## Stored data

■ ■ ■ ■ ■ ■ ■

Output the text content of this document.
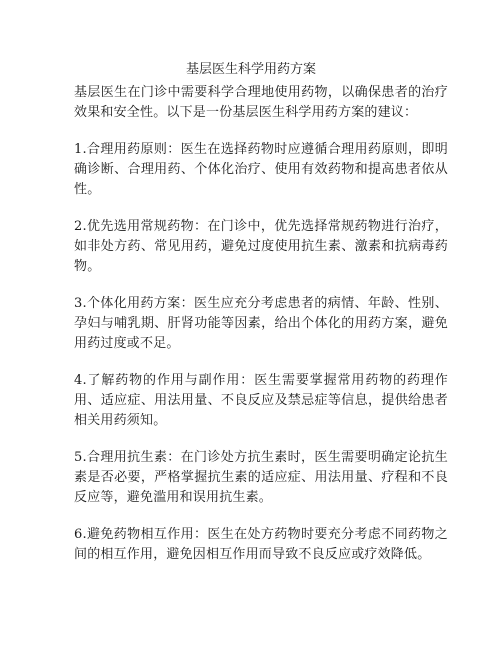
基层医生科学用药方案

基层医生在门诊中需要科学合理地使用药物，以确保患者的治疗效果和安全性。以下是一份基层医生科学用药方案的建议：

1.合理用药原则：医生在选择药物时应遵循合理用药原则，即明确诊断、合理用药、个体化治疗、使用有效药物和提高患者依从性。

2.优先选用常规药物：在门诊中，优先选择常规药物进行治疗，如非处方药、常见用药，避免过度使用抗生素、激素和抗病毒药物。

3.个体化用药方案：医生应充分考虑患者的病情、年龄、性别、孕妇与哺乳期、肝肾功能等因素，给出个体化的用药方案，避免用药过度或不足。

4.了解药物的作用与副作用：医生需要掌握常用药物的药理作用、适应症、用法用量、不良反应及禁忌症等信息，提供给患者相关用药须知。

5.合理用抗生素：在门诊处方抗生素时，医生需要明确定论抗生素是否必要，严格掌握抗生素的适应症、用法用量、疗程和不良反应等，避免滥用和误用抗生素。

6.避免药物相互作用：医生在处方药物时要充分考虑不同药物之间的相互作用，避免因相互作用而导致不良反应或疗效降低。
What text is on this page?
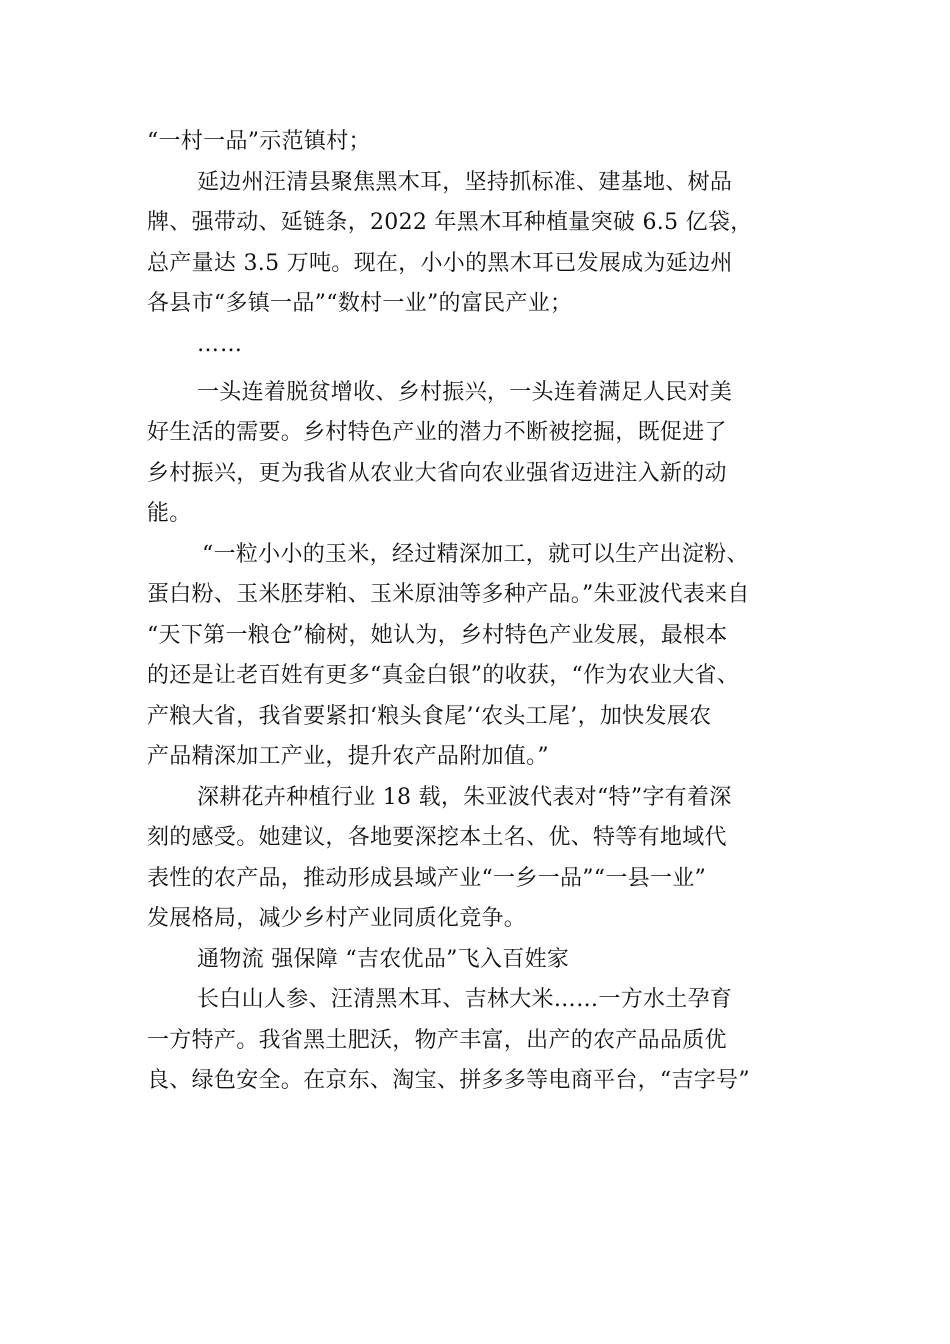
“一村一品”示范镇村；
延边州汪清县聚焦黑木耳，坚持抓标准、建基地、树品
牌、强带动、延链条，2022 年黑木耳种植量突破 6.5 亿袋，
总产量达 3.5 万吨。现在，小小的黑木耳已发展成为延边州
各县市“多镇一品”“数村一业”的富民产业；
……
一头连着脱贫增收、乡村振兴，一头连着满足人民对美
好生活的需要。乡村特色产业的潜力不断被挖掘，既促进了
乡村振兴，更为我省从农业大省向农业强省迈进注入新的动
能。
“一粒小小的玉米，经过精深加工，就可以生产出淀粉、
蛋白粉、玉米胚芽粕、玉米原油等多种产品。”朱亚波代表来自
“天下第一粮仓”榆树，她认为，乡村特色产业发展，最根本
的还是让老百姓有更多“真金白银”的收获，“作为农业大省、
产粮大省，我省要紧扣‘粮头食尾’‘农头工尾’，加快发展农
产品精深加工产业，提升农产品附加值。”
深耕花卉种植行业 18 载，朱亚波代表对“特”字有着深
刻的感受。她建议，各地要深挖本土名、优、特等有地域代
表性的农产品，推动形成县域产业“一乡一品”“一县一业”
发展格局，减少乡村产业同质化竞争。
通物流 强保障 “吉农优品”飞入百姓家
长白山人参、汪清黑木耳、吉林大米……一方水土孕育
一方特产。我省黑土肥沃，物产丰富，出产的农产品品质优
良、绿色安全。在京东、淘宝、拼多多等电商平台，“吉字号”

■ ■ ■ ■ ■ ■ ■

## PROBLEM REQUIREMENTS
Restate the records above in full, word for word. Keep pictures out.

## RESULT OF THIS TASK
Output the text content of this document.
基层医生科学用药方案

基层医生在门诊中需要科学合理地使用药物，以确保患者的治疗效果和安全性。以下是一份基层医生科学用药方案的建议：

1.合理用药原则：医生在选择药物时应遵循合理用药原则，即明确诊断、合理用药、个体化治疗、使用有效药物和提高患者依从性。

2.优先选用常规药物：在门诊中，优先选择常规药物进行治疗，如非处方药、常见用药，避免过度使用抗生素、激素和抗病毒药物。

3.个体化用药方案：医生应充分考虑患者的病情、年龄、性别、孕妇与哺乳期、肝肾功能等因素，给出个体化的用药方案，避免用药过度或不足。

4.了解药物的作用与副作用：医生需要掌握常用药物的药理作用、适应症、用法用量、不良反应及禁忌症等信息，提供给患者相关用药须知。

5.合理用抗生素：在门诊处方抗生素时，医生需要明确定论抗生素是否必要，严格掌握抗生素的适应症、用法用量、疗程和不良反应等，避免滥用和误用抗生素。

6.避免药物相互作用：医生在处方药物时要充分考虑不同药物之间的相互作用，避免因相互作用而导致不良反应或疗效降低。
What text is on this page?
“一村一品”示范镇村；
延边州汪清县聚焦黑木耳，坚持抓标准、建基地、树品
牌、强带动、延链条，2022 年黑木耳种植量突破 6.5 亿袋，
总产量达 3.5 万吨。现在，小小的黑木耳已发展成为延边州
各县市“多镇一品”“数村一业”的富民产业；
……
一头连着脱贫增收、乡村振兴，一头连着满足人民对美
好生活的需要。乡村特色产业的潜力不断被挖掘，既促进了
乡村振兴，更为我省从农业大省向农业强省迈进注入新的动
能。
“一粒小小的玉米，经过精深加工，就可以生产出淀粉、
蛋白粉、玉米胚芽粕、玉米原油等多种产品。”朱亚波代表来自
“天下第一粮仓”榆树，她认为，乡村特色产业发展，最根本
的还是让老百姓有更多“真金白银”的收获，“作为农业大省、
产粮大省，我省要紧扣‘粮头食尾’‘农头工尾’，加快发展农
产品精深加工产业，提升农产品附加值。”
深耕花卉种植行业 18 载，朱亚波代表对“特”字有着深
刻的感受。她建议，各地要深挖本土名、优、特等有地域代
表性的农产品，推动形成县域产业“一乡一品”“一县一业”
发展格局，减少乡村产业同质化竞争。
通物流 强保障 “吉农优品”飞入百姓家
长白山人参、汪清黑木耳、吉林大米……一方水土孕育
一方特产。我省黑土肥沃，物产丰富，出产的农产品品质优
良、绿色安全。在京东、淘宝、拼多多等电商平台，“吉字号”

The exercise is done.